### [Exercise prompt]
Scan the material and copy every line in which "فوری" appears.

◆ ◆ ◆ ◆ ◆ ◆ ◆

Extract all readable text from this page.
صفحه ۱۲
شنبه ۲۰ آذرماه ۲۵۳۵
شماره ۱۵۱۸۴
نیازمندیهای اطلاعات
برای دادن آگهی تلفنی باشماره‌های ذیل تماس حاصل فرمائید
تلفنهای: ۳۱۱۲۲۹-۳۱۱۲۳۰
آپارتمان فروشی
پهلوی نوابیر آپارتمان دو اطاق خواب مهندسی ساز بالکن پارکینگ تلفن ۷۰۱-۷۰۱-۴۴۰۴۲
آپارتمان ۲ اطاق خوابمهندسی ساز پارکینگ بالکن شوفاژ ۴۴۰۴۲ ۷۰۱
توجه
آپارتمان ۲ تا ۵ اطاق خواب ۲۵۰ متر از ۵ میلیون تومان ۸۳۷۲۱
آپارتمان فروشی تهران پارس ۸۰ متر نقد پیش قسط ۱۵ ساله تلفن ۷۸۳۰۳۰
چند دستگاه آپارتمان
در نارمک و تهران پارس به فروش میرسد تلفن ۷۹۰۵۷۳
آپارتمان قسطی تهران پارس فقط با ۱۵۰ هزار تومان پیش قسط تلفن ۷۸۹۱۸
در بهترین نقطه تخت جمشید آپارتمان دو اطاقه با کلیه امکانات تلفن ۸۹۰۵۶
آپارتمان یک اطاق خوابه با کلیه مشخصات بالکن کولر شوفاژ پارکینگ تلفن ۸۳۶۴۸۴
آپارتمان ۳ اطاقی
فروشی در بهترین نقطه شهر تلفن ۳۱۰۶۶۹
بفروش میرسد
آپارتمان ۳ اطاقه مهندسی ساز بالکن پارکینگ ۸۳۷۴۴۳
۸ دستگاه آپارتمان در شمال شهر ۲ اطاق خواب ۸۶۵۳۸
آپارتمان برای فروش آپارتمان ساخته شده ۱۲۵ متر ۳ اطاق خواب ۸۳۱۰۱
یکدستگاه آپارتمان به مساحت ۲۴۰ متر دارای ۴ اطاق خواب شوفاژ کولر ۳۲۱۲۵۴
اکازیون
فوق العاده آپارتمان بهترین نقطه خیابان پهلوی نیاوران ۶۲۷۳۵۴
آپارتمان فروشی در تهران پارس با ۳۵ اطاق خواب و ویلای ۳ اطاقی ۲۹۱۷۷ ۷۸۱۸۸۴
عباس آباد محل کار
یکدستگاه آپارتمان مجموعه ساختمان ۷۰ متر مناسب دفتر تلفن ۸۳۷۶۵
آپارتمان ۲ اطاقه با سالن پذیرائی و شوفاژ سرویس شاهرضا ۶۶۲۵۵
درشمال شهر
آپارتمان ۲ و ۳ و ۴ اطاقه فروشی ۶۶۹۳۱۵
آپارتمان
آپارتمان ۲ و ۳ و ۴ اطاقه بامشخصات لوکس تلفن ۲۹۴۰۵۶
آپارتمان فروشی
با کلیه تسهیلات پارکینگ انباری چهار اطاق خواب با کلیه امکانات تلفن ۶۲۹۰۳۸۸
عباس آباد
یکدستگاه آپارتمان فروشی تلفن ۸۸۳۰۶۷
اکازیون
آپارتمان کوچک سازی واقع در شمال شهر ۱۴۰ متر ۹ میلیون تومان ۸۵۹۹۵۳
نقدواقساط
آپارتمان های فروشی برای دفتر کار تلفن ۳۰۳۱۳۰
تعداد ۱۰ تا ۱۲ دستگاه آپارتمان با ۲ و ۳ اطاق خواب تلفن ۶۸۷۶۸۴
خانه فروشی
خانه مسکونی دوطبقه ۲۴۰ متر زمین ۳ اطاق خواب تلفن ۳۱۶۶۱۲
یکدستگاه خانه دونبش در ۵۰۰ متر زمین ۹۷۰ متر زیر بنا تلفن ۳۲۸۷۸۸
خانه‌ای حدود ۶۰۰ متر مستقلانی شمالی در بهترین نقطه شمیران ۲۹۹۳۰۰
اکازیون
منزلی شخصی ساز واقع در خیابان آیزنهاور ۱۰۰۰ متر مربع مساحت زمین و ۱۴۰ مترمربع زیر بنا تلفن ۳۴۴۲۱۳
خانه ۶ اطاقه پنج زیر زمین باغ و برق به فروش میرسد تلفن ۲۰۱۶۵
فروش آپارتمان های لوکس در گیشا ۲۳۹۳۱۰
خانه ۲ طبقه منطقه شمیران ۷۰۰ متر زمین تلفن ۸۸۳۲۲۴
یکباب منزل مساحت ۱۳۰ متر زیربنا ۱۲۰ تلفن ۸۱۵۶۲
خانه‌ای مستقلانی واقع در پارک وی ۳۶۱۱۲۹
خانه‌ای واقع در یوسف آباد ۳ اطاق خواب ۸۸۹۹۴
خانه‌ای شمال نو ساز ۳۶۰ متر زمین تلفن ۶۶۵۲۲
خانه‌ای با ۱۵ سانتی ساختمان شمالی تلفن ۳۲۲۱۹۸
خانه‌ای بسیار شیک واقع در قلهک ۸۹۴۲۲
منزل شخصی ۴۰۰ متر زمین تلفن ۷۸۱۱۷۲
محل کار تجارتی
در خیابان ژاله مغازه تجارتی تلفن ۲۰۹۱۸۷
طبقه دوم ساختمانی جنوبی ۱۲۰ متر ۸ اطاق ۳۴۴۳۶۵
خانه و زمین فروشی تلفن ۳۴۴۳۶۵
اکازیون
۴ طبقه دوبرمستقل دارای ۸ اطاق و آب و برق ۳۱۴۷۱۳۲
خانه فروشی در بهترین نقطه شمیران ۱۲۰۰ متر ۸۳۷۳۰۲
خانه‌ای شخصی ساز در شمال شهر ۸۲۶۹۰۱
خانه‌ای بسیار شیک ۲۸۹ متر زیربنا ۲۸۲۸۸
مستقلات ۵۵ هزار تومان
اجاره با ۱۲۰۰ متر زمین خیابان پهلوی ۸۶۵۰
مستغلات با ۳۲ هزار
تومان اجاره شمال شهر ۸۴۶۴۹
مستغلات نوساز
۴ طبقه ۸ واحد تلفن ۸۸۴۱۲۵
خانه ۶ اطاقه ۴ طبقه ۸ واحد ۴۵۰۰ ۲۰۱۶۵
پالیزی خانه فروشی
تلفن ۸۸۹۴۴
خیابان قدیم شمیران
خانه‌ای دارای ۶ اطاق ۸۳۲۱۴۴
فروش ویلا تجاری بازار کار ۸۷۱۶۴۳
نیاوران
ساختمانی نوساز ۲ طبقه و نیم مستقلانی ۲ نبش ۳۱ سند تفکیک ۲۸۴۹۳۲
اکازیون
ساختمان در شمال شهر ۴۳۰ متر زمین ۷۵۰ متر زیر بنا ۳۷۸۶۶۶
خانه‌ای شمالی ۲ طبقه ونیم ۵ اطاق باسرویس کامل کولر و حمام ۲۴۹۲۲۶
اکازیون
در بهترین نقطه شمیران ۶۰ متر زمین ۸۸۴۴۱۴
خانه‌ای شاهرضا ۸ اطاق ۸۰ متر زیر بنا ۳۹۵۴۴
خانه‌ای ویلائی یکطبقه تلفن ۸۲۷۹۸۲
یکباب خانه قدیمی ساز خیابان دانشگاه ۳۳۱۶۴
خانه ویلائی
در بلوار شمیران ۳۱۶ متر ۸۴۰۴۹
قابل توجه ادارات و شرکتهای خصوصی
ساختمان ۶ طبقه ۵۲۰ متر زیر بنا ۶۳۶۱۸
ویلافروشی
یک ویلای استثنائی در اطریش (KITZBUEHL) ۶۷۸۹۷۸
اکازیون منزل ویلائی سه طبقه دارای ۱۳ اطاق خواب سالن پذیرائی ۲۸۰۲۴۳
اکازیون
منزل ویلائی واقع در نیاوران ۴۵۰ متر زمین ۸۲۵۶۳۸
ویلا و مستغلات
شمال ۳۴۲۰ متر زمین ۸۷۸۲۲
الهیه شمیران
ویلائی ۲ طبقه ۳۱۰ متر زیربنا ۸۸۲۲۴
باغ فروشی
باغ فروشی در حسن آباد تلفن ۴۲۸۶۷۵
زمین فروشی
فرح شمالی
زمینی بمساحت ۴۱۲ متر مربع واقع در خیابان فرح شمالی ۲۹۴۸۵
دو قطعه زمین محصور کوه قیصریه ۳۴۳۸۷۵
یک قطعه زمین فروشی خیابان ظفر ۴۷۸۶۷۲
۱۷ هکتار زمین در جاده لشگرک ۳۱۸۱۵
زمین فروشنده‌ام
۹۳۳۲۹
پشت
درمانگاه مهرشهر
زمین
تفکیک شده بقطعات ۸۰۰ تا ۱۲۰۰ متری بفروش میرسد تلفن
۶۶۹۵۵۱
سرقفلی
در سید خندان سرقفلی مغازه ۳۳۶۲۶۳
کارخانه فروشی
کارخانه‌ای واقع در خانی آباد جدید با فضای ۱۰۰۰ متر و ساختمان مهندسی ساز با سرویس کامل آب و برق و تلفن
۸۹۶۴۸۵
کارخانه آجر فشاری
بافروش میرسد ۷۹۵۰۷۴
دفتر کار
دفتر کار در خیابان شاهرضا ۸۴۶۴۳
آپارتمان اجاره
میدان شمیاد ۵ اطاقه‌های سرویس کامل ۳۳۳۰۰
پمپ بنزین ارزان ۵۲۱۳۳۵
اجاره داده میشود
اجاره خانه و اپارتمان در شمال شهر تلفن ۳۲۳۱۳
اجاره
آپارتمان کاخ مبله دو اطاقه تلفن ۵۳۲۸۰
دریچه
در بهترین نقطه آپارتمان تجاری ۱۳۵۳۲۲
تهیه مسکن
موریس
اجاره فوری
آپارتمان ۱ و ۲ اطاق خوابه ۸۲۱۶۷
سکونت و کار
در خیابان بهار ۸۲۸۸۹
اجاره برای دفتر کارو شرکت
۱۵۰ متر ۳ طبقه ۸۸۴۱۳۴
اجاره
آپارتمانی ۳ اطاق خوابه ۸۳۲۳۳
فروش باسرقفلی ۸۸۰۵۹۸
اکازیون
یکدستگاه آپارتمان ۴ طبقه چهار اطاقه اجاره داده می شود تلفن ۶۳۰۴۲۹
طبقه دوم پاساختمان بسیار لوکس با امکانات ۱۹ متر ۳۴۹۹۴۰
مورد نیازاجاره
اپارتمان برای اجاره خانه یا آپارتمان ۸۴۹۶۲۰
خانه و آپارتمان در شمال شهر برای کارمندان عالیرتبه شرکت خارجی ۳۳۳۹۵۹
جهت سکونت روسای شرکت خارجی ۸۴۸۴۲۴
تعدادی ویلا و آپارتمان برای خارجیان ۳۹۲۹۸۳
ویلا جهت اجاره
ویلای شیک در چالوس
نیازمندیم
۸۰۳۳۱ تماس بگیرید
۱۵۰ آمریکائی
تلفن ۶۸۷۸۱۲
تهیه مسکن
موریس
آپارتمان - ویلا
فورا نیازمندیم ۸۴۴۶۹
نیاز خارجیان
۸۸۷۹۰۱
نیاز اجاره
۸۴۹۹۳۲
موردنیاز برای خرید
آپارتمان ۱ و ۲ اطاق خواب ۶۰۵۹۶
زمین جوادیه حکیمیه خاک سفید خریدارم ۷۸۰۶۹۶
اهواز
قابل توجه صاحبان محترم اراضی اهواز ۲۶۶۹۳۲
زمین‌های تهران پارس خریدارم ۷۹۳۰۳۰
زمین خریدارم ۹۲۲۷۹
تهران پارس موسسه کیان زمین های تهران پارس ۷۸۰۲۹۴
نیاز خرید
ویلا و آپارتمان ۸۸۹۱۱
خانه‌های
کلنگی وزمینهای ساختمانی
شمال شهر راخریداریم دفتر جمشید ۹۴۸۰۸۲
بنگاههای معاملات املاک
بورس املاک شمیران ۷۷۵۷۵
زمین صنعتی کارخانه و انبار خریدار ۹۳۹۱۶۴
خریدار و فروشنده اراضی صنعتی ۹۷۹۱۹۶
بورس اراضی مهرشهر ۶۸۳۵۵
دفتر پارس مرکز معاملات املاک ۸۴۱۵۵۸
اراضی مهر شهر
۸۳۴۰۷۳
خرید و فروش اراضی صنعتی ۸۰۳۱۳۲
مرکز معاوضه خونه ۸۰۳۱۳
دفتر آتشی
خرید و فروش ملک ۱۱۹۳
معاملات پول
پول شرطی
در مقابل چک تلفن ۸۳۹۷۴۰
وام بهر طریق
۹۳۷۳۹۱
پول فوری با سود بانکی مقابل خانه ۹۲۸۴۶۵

◆ ◆ ◆ ◆ ◆ ◆ ◆

### [Exercise solution]
اجاره فوری
پول فوری با سود بانکی مقابل خانه ۹۲۸۴۶۵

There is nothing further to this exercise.